• What you need to do: Keep the pictures out of the copy and print all the entries below exactly.
◇ ◇ ◇ ◇ ◇
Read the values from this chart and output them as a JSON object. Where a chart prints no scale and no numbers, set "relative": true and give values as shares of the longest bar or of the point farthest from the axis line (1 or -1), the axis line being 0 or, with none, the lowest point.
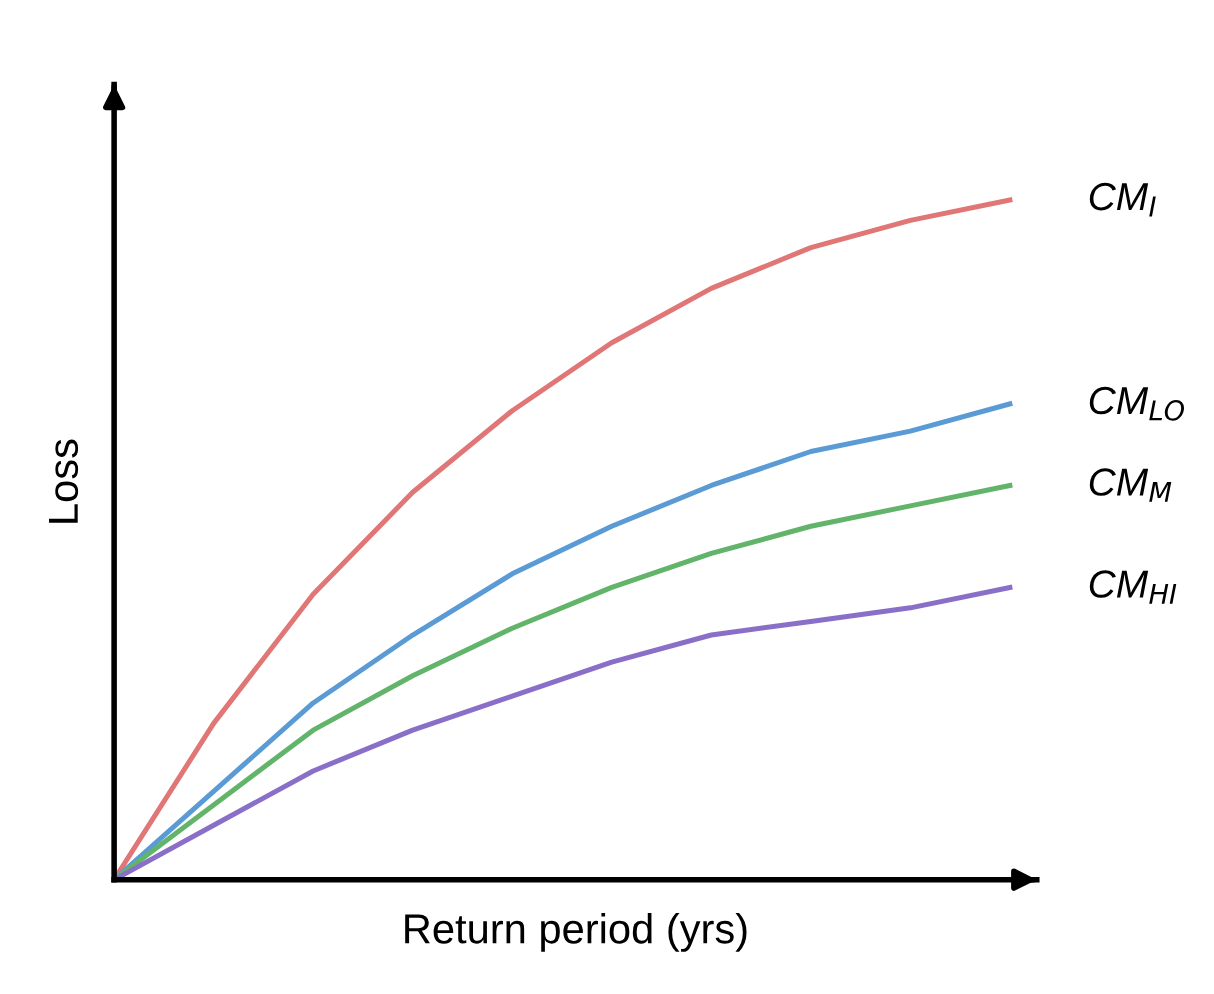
{
  "chart_data": {
    "type": "line",
    "relative": true,
    "xlabel": "Return period (yrs)",
    "ylabel": "Loss",
    "categories": [
      null,
      null,
      null,
      null,
      null,
      null,
      null,
      null,
      null,
      null
    ],
    "legend": false,
    "tick_labels": false,
    "marker": "none",
    "line_style": "solid",
    "series": [
      {
        "name": "CM$_{I}$",
        "color": "#e07676",
        "values": [
          0,
          0.23,
          0.42,
          0.57,
          0.69,
          0.79,
          0.87,
          0.93,
          0.97,
          1.0
        ]
      },
      {
        "name": "CM$_{LO}$",
        "color": "#5b9bd5",
        "values": [
          0,
          0.13,
          0.26,
          0.36,
          0.45,
          0.52,
          0.58,
          0.63,
          0.66,
          0.7
        ]
      },
      {
        "name": "CM$_{M}$",
        "color": "#62b46a",
        "values": [
          0,
          0.11,
          0.22,
          0.3,
          0.37,
          0.43,
          0.48,
          0.52,
          0.55,
          0.58
        ]
      },
      {
        "name": "CM$_{HI}$",
        "color": "#8a6fc9",
        "values": [
          0,
          0.08,
          0.16,
          0.22,
          0.27,
          0.32,
          0.36,
          0.38,
          0.4,
          0.43
        ]
      }
    ]
  }
}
◇ ◇ ◇ ◇ ◇
• Task solution:
Read the values from this chart and output them as a JSON object. Where a chart prints no scale and no numbers, set "relative": true and give values as shares of the longest bar or of the point farthest from the axis line (1 or -1), the axis line being 0 or, with none, the lowest point.
{
  "chart_data": {
    "type": "line",
    "relative": true,
    "xlabel": "Return period (yrs)",
    "ylabel": "Loss",
    "categories": [
      null,
      null,
      null,
      null,
      null,
      null,
      null,
      null,
      null,
      null
    ],
    "legend": false,
    "tick_labels": false,
    "marker": "none",
    "line_style": "solid",
    "series": [
      {
        "name": "CM$_{I}$",
        "color": "#e07676",
        "values": [
          0,
          0.23,
          0.42,
          0.57,
          0.69,
          0.79,
          0.87,
          0.93,
          0.97,
          1.0
        ]
      },
      {
        "name": "CM$_{LO}$",
        "color": "#5b9bd5",
        "values": [
          0,
          0.13,
          0.26,
          0.36,
          0.45,
          0.52,
          0.58,
          0.63,
          0.66,
          0.7
        ]
      },
      {
        "name": "CM$_{M}$",
        "color": "#62b46a",
        "values": [
          0,
          0.11,
          0.22,
          0.3,
          0.37,
          0.43,
          0.48,
          0.52,
          0.55,
          0.58
        ]
      },
      {
        "name": "CM$_{HI}$",
        "color": "#8a6fc9",
        "values": [
          0,
          0.08,
          0.16,
          0.22,
          0.27,
          0.32,
          0.36,
          0.38,
          0.4,
          0.43
        ]
      }
    ]
  }
}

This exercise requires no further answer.